■ THE TASK ■
Copy out every line in which the string "individuals" occurs.
### ENTRIES PROVIDED
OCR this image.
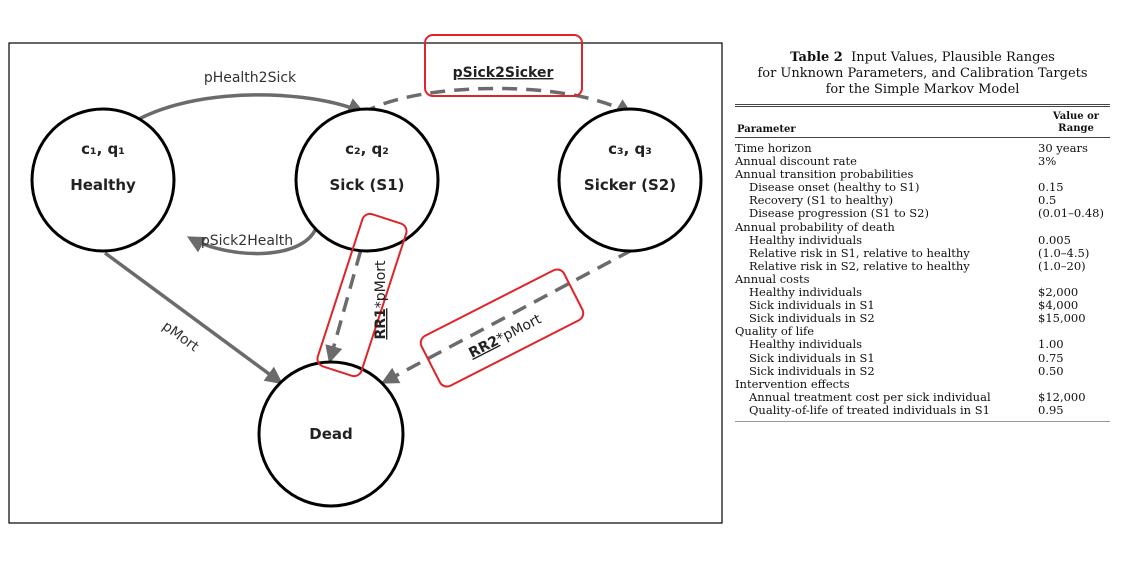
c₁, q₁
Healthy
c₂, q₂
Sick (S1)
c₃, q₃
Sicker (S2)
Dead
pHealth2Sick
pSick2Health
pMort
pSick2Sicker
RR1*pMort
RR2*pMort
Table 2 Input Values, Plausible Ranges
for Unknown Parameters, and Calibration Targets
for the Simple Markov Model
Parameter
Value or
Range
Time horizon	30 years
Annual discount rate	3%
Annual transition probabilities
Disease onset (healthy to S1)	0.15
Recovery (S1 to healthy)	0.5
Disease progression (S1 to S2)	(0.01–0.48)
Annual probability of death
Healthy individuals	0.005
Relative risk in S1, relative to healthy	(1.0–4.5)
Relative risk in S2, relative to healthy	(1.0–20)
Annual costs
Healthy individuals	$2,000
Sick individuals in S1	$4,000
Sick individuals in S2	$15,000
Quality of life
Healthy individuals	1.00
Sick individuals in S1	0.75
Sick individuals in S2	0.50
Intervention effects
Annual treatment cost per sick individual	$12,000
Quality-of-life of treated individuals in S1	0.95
######
■ TASK RESULT ■
Healthy individuals	0.005
Healthy individuals	$2,000
Sick individuals in S1	$4,000
Sick individuals in S2	$15,000
Healthy individuals	1.00
Sick individuals in S1	0.75
Sick individuals in S2	0.50
Quality-of-life of treated individuals in S1	0.95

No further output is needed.